**Extracted records:**
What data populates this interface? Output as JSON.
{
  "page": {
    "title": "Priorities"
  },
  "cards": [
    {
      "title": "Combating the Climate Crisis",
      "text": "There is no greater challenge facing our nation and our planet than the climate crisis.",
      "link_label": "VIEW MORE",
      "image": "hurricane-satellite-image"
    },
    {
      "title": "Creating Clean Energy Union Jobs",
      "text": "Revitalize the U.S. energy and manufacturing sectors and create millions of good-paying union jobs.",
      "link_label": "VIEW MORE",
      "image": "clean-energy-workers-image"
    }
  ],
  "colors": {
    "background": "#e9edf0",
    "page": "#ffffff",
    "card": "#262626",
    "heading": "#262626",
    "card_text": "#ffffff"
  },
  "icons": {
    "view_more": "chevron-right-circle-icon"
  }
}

**The request:**
Copy out all the entries shown above, character for character.

**Result for this exercise:**
What data populates this interface? Output as JSON.
{
  "page": {
    "title": "Priorities"
  },
  "cards": [
    {
      "title": "Combating the Climate Crisis",
      "text": "There is no greater challenge facing our nation and our planet than the climate crisis.",
      "link_label": "VIEW MORE",
      "image": "hurricane-satellite-image"
    },
    {
      "title": "Creating Clean Energy Union Jobs",
      "text": "Revitalize the U.S. energy and manufacturing sectors and create millions of good-paying union jobs.",
      "link_label": "VIEW MORE",
      "image": "clean-energy-workers-image"
    }
  ],
  "colors": {
    "background": "#e9edf0",
    "page": "#ffffff",
    "card": "#262626",
    "heading": "#262626",
    "card_text": "#ffffff"
  },
  "icons": {
    "view_more": "chevron-right-circle-icon"
  }
}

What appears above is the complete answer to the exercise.